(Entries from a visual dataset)
··········

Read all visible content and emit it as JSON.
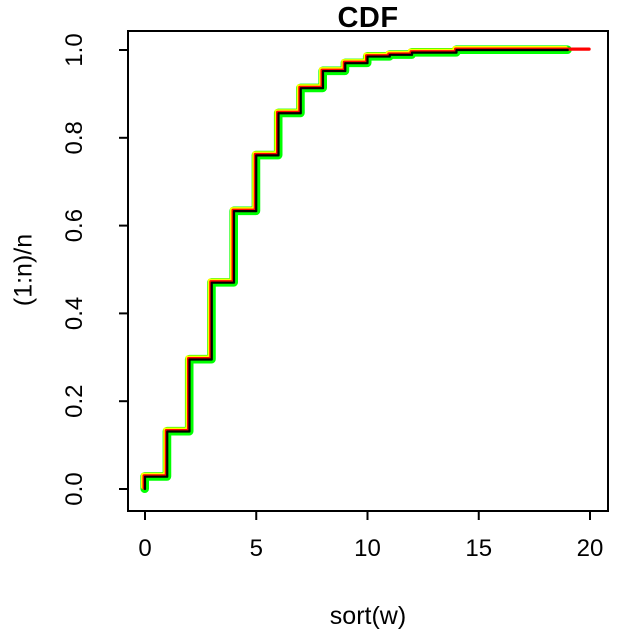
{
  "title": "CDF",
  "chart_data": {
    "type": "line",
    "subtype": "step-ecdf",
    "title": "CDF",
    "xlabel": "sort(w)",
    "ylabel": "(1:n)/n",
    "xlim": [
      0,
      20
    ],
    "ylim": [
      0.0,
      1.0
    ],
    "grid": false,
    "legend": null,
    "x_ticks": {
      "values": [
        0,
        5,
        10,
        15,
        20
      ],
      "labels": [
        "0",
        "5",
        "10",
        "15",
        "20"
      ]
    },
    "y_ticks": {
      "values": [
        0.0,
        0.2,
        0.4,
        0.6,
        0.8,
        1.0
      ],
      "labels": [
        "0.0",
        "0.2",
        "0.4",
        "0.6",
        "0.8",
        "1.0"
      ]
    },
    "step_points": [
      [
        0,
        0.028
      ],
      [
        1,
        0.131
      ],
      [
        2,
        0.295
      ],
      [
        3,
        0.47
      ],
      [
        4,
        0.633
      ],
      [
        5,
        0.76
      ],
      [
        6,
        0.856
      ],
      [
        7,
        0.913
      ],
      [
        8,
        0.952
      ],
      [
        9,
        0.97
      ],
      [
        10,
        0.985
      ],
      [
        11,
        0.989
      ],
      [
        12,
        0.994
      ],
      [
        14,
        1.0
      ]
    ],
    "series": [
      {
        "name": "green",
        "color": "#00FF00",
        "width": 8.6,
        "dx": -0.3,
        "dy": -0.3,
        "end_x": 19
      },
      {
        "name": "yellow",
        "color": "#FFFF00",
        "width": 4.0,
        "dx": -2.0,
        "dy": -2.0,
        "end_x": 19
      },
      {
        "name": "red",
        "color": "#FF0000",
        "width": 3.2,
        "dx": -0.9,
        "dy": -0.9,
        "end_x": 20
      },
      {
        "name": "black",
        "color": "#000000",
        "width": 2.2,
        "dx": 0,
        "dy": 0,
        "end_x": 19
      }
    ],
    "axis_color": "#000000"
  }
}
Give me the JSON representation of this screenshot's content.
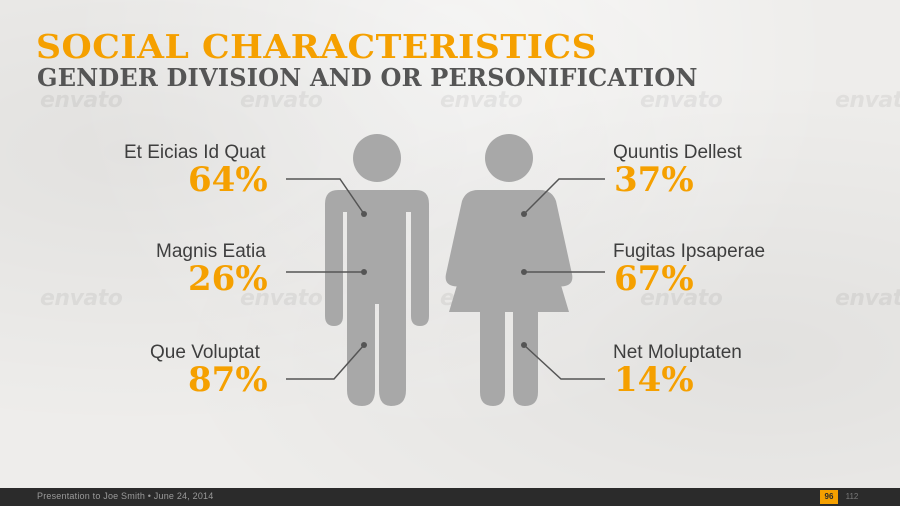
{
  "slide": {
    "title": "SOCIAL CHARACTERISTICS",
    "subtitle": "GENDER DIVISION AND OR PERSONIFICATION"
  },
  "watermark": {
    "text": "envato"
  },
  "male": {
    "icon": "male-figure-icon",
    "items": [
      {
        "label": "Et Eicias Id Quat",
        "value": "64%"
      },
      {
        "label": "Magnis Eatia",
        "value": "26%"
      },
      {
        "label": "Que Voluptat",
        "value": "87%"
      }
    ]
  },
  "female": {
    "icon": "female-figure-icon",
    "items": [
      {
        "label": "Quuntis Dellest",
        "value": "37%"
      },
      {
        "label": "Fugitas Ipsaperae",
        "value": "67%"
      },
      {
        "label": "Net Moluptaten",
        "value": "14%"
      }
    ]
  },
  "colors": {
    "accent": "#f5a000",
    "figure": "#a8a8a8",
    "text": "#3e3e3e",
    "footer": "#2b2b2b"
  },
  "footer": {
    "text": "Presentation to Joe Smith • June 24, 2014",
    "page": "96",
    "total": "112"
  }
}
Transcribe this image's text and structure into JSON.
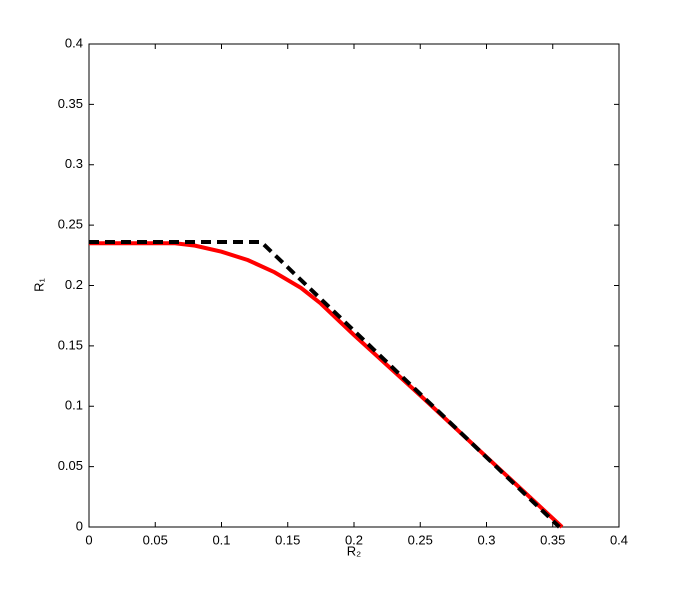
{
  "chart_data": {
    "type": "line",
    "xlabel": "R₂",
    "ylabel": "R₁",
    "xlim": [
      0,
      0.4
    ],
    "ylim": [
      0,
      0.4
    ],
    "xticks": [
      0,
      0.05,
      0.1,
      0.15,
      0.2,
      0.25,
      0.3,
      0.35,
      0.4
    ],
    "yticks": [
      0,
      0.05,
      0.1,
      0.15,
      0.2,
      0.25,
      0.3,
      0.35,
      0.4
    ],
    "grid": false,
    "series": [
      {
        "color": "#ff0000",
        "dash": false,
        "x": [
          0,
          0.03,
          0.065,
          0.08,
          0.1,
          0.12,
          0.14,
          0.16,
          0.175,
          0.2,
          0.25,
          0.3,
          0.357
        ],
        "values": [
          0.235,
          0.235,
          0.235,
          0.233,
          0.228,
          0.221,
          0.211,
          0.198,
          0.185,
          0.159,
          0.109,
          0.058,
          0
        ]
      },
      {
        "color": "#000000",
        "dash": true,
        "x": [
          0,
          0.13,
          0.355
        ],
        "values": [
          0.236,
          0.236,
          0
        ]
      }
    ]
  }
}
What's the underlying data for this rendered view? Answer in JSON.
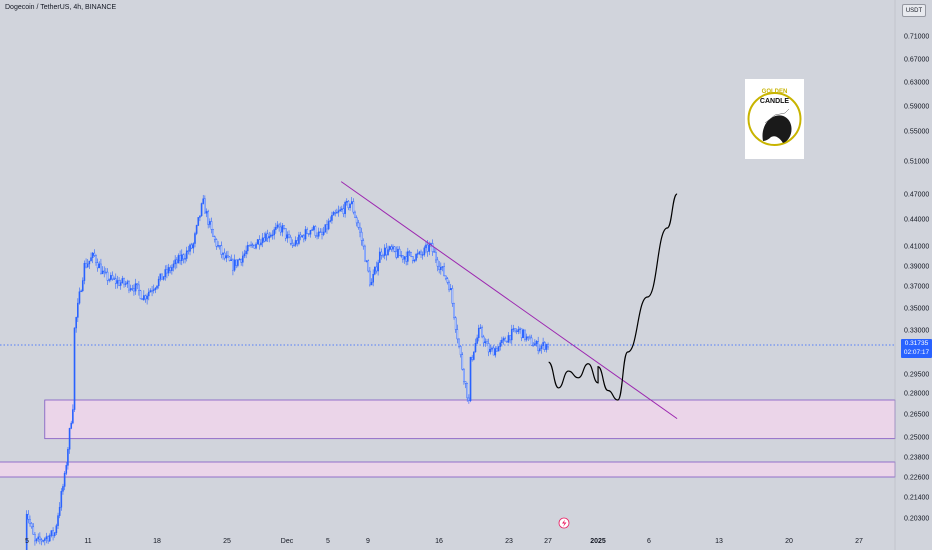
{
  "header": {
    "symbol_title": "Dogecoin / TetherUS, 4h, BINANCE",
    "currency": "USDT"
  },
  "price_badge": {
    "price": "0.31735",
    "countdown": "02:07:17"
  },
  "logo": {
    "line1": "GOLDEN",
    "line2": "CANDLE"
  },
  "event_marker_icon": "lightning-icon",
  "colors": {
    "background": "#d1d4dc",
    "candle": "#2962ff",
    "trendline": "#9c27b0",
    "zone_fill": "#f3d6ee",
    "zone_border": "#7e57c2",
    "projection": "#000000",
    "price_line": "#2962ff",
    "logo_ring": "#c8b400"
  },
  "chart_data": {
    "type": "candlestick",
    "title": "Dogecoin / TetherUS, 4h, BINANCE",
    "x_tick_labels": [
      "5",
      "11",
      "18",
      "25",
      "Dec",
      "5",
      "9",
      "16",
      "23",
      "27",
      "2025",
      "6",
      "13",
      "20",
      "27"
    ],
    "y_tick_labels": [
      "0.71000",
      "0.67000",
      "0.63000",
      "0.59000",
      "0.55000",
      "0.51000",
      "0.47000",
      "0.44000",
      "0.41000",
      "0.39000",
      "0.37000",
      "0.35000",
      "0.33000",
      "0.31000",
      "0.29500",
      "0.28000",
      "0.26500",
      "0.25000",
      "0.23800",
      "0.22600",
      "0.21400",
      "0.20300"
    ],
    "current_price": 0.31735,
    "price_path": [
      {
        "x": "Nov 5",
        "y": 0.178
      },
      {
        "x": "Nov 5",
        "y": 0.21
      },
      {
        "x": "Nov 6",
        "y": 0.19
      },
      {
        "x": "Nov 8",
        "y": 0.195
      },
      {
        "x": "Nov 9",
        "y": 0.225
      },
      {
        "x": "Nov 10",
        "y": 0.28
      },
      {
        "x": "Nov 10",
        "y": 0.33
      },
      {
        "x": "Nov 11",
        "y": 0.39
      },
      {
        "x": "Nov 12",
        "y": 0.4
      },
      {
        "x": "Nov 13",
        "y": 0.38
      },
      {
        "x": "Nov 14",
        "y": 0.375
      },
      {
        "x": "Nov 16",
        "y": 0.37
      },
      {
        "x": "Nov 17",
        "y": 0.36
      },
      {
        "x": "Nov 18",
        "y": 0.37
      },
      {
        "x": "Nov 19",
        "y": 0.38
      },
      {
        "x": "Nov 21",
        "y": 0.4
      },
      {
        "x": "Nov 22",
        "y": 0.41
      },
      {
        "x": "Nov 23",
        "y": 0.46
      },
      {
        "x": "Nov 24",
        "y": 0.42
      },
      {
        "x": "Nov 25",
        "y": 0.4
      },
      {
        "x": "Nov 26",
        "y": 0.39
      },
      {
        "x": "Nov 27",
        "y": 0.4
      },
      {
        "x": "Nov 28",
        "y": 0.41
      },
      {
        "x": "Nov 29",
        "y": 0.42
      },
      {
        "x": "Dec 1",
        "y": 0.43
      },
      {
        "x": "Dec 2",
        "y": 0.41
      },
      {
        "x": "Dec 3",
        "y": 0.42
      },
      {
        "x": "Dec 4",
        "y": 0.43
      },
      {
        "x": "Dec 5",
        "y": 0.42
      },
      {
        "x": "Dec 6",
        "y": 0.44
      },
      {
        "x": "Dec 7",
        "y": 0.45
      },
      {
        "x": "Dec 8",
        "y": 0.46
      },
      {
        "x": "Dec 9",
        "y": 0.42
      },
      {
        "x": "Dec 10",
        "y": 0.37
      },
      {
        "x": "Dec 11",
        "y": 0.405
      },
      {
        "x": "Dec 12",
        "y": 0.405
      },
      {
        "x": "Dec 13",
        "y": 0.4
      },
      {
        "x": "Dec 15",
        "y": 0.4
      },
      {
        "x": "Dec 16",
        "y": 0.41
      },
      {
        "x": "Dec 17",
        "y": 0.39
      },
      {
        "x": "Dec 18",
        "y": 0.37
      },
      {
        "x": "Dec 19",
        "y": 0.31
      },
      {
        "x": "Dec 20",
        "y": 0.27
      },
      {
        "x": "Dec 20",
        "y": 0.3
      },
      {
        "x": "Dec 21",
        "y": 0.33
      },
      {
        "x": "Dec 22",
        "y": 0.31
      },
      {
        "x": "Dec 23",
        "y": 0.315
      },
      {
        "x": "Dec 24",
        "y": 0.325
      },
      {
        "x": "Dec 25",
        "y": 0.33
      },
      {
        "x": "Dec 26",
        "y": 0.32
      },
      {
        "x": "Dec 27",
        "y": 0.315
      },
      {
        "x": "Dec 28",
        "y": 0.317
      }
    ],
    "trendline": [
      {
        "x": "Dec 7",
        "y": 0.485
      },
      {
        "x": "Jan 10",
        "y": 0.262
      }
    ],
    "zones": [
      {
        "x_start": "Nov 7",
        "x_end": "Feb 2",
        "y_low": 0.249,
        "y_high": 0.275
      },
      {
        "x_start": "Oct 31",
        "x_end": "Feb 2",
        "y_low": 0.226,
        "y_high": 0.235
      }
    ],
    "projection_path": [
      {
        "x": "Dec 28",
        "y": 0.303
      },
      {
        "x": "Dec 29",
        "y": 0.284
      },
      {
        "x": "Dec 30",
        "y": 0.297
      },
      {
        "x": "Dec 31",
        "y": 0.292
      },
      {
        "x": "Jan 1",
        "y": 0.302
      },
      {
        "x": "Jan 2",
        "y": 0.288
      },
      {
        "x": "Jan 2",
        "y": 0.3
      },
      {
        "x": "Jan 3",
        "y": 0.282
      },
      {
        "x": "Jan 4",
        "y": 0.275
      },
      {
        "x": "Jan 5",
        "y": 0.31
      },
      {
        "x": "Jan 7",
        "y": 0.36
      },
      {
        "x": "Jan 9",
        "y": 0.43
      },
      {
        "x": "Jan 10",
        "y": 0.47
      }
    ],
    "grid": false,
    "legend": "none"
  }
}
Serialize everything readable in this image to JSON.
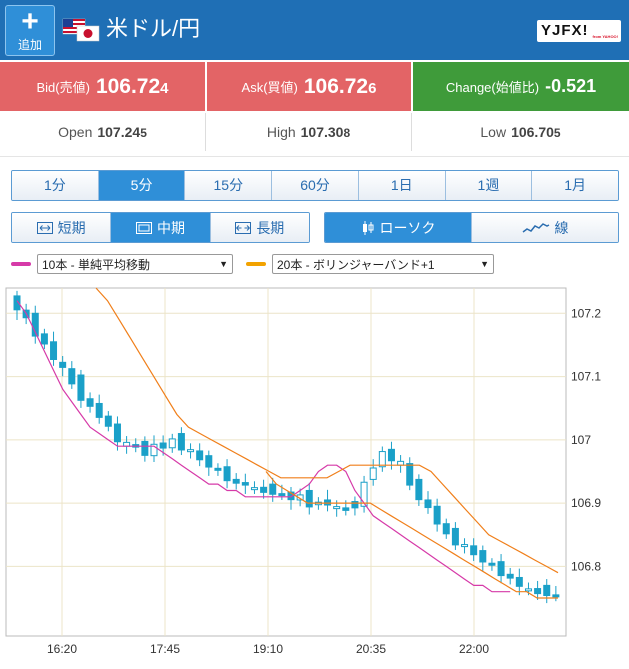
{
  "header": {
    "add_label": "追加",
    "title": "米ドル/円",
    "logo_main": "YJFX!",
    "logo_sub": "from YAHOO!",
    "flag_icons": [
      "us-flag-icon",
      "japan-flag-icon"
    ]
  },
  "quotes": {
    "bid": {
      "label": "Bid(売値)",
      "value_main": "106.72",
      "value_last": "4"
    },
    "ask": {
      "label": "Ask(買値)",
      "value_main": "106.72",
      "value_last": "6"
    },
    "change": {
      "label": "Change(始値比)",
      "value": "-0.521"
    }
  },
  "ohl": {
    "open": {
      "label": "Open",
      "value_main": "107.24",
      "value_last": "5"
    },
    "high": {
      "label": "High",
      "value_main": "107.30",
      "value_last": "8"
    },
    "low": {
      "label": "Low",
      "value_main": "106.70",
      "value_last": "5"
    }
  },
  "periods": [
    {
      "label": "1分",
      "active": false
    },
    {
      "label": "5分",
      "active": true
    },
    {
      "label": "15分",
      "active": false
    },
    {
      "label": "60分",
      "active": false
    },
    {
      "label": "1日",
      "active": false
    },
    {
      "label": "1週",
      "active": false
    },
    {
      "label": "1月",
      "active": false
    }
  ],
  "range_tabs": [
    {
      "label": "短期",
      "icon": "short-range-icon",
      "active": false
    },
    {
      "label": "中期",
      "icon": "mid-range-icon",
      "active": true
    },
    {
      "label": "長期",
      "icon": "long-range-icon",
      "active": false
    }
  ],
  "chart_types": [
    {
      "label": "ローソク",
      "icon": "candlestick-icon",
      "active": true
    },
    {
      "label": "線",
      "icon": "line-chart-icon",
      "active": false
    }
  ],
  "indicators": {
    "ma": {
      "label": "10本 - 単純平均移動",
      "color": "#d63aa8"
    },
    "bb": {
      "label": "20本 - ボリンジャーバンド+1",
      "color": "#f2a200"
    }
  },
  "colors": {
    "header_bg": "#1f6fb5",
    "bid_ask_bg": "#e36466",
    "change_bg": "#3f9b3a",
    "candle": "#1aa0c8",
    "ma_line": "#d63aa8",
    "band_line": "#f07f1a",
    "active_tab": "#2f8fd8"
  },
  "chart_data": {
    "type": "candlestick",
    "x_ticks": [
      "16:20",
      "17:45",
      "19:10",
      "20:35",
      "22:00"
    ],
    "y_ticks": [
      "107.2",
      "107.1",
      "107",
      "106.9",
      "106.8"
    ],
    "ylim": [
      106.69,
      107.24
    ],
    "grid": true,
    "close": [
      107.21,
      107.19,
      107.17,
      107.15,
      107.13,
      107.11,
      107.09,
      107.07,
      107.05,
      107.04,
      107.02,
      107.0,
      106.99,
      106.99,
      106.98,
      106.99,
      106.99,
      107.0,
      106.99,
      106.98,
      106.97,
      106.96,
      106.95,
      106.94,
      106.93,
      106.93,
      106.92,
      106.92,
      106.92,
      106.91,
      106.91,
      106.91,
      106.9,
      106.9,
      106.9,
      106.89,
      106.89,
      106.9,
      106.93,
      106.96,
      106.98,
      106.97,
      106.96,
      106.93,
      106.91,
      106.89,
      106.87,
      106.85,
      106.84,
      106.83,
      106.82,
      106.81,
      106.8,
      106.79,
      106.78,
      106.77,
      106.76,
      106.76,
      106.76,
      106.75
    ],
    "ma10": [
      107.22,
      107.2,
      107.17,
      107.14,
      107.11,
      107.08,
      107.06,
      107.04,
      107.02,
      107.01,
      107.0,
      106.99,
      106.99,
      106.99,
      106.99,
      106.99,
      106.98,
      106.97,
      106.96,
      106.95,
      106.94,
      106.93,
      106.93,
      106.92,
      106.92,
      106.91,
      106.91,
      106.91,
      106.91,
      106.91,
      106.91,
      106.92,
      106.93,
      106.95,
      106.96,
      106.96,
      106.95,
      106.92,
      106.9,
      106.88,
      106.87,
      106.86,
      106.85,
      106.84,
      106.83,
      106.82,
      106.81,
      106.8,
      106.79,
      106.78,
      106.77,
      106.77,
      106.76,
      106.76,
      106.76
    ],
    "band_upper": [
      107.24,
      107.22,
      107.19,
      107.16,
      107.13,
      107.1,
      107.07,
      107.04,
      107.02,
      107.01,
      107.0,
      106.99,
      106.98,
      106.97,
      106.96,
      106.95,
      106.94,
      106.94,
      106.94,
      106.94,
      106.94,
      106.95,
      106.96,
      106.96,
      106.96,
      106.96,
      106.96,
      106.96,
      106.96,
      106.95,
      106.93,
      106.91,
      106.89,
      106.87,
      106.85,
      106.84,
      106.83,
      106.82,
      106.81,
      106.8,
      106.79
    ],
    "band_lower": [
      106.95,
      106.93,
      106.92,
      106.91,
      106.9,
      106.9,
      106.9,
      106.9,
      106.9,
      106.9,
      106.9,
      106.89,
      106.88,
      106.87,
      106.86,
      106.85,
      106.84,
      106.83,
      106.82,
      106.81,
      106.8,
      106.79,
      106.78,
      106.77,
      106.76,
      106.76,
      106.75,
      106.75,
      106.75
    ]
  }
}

··········

Count every line above that holds the string "image" and give the total, nothing more.

2